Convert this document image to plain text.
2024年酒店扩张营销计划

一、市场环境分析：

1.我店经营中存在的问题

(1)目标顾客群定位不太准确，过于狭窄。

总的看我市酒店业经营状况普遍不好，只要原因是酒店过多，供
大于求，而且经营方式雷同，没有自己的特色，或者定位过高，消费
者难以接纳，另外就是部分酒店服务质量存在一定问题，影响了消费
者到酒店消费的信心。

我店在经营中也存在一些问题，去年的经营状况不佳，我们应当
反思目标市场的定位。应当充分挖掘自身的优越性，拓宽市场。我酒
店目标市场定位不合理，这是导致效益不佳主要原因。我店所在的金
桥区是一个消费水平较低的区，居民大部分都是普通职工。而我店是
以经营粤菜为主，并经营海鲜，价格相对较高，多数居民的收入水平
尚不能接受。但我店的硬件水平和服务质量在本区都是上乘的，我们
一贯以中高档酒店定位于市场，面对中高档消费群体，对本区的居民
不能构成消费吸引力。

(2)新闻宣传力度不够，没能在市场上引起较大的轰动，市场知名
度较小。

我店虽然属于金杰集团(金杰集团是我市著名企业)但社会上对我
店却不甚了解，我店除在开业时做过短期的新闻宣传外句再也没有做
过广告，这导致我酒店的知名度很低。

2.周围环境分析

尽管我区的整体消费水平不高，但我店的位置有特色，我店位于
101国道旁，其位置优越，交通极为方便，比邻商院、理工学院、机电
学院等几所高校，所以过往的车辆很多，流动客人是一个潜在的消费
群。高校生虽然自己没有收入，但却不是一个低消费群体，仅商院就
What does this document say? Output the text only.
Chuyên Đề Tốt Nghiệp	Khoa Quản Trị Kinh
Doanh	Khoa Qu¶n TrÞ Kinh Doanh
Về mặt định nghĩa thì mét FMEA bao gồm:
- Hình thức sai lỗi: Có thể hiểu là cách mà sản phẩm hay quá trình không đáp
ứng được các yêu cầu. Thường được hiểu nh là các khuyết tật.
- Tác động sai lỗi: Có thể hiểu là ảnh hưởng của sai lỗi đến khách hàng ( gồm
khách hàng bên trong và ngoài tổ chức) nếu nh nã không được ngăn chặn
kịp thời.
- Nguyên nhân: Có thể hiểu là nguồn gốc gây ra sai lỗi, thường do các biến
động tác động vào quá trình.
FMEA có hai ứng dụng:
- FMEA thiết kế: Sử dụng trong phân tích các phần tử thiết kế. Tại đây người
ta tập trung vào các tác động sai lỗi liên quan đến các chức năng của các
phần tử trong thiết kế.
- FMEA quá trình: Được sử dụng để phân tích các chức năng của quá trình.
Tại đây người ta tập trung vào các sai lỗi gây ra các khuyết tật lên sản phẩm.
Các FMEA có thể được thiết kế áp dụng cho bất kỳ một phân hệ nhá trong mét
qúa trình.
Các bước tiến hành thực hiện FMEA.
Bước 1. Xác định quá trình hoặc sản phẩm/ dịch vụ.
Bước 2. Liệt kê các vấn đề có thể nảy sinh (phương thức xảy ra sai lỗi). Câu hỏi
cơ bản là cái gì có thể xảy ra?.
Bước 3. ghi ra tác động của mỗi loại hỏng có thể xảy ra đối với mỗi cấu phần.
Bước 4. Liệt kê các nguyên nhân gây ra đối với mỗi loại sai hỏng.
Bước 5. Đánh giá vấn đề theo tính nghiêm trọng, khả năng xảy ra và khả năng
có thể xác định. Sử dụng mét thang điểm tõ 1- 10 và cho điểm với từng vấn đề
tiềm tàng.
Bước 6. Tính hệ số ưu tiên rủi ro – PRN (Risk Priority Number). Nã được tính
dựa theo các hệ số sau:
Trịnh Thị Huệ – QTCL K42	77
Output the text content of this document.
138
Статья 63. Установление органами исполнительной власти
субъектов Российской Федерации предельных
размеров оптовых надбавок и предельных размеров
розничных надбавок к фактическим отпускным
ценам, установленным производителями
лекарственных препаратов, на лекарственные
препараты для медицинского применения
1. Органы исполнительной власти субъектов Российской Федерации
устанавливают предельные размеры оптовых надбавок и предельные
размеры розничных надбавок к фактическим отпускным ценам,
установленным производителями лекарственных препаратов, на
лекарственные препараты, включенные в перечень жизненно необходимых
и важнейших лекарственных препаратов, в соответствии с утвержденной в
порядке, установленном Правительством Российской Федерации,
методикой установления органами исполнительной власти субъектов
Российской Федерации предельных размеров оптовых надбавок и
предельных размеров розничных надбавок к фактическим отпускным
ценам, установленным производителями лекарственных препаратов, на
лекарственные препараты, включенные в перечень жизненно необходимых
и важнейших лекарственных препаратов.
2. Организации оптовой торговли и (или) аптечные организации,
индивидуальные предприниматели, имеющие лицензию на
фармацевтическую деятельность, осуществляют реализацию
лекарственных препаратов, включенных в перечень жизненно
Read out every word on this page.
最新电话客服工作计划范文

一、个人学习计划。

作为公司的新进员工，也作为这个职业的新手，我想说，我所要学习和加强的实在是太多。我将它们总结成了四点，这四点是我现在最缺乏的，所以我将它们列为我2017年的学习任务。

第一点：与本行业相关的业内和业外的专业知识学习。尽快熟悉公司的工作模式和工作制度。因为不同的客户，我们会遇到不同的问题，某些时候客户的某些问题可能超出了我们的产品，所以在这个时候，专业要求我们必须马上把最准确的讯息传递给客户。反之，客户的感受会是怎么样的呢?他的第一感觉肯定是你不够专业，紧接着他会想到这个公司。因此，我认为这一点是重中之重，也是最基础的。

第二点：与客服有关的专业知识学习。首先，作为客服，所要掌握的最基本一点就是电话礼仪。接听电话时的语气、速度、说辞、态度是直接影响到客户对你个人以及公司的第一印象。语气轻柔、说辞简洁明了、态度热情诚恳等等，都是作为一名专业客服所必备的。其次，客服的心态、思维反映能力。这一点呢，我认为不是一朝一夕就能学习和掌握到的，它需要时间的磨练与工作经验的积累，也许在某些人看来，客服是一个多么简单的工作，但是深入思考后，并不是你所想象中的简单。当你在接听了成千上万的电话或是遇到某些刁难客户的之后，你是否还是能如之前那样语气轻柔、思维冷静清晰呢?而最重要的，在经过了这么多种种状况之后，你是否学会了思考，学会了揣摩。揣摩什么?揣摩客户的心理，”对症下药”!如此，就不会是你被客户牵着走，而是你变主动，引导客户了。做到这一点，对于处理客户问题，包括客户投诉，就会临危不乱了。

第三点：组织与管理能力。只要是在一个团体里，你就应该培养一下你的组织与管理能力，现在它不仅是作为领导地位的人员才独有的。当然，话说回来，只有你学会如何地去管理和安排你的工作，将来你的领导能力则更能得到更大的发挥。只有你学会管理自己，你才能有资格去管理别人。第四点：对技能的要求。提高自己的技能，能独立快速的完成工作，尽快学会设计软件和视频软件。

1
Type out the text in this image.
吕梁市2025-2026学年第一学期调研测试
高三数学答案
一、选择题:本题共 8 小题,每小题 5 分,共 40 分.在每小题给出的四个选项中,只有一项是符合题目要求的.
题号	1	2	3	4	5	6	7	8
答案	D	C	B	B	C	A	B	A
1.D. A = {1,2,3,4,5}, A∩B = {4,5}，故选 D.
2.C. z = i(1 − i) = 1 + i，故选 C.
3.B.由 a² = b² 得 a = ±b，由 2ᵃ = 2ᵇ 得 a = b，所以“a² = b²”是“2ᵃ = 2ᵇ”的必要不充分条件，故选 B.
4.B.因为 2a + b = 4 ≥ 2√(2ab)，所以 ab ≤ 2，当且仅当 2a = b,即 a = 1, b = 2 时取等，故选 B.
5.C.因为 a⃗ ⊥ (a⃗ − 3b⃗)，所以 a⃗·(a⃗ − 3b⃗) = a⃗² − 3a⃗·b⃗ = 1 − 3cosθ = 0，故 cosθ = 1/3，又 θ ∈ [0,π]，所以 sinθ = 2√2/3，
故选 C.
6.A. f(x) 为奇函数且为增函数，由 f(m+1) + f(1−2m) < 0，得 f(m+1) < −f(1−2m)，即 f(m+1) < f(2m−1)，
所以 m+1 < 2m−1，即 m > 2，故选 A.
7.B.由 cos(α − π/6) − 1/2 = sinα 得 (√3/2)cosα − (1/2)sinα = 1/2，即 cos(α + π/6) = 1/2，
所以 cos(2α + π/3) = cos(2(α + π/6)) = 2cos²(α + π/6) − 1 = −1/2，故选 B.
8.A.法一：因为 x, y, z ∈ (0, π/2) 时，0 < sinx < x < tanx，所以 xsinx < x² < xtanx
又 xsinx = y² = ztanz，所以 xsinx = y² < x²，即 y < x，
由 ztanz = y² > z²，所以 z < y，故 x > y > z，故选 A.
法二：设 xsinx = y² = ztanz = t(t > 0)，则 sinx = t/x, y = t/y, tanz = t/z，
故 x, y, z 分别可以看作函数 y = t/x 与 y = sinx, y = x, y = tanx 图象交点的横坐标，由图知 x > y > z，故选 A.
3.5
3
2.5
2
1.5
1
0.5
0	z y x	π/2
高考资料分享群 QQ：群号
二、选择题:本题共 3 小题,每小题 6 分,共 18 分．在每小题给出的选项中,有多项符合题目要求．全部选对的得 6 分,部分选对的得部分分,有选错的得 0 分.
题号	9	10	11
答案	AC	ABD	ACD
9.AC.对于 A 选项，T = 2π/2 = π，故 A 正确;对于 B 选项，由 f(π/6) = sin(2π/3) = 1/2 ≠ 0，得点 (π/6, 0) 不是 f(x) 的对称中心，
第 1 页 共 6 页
####
◆ **OBJECTIVE**:
Give only the number of lines in the data that hold the string "khách".

◆ **RESULT**:
2